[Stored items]
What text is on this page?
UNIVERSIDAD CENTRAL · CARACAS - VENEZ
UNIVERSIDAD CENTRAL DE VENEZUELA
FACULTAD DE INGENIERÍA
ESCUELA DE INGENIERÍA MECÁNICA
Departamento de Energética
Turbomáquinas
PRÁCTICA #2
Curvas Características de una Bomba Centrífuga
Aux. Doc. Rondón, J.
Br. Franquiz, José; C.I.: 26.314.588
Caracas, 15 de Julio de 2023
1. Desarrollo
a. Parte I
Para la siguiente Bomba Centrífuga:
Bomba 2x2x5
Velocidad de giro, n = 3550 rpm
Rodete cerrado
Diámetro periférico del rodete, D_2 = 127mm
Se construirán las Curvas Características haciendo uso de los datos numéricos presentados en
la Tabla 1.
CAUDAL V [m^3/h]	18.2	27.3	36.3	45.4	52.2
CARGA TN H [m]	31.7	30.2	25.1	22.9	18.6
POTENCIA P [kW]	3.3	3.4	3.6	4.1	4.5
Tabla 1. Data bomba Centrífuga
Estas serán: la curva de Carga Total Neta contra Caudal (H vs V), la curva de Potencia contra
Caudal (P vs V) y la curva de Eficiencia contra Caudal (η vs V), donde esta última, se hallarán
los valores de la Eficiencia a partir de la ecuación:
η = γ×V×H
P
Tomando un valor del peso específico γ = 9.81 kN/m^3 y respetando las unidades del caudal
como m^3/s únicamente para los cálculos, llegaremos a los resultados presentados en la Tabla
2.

---

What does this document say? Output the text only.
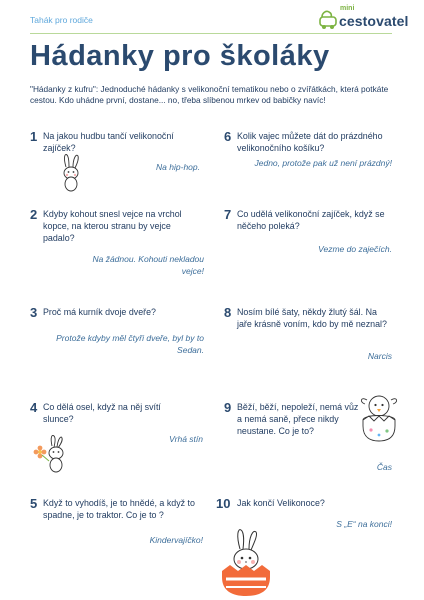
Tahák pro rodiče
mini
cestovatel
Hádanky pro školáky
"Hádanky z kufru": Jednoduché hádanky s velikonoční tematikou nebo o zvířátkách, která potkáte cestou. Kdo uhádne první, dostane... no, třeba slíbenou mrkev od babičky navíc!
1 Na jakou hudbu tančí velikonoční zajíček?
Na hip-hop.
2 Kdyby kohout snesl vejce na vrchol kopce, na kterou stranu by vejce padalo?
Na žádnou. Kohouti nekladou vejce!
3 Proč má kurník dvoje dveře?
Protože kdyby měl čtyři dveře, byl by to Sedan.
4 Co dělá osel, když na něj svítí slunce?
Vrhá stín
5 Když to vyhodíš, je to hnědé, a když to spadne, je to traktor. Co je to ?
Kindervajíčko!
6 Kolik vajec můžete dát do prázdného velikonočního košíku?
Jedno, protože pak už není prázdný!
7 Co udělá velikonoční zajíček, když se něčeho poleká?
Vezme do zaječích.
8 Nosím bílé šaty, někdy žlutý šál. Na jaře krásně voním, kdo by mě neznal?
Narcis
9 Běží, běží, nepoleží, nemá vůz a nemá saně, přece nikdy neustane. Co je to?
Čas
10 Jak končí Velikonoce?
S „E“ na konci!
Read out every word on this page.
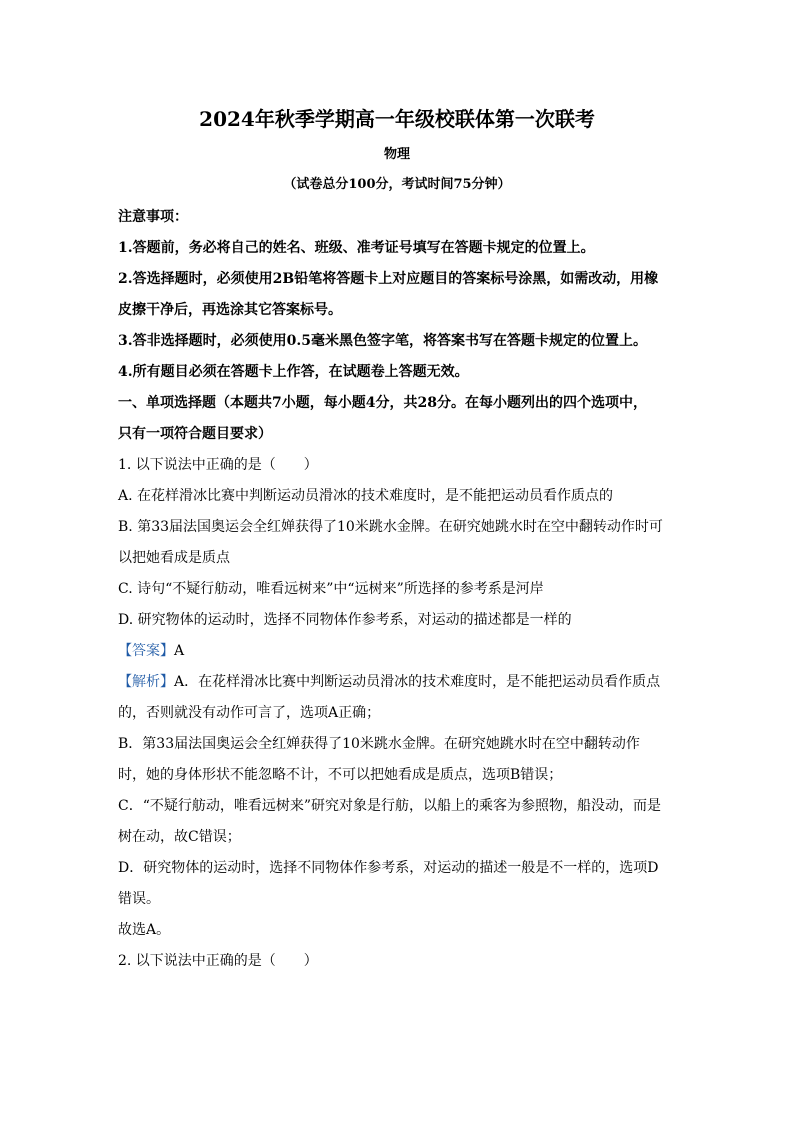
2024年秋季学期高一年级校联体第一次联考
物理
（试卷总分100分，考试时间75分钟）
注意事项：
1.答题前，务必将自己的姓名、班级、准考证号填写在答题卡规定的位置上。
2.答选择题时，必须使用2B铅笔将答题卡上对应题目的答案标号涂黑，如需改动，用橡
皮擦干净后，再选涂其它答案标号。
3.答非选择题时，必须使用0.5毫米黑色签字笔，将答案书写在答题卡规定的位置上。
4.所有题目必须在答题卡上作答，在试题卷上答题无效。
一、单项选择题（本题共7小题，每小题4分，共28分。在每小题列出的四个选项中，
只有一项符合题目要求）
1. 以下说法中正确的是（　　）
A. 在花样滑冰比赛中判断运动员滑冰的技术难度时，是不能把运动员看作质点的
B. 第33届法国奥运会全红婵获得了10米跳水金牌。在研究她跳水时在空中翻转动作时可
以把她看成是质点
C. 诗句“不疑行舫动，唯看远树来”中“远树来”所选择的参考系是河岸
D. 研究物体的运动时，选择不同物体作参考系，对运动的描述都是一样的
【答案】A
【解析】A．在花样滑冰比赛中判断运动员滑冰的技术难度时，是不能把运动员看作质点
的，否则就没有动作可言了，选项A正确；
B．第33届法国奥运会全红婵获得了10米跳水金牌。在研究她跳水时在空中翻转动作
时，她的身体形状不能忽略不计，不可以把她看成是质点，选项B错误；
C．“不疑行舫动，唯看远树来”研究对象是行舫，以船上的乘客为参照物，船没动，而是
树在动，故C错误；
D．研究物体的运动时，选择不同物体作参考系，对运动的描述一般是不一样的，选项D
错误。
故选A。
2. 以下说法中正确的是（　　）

* **Goal**
Identify lines with the string "Centrífuga". Copy each one.

* **Task output**
Curvas Características de una Bomba Centrífuga
Para la siguiente Bomba Centrífuga:
Tabla 1. Data bomba Centrífuga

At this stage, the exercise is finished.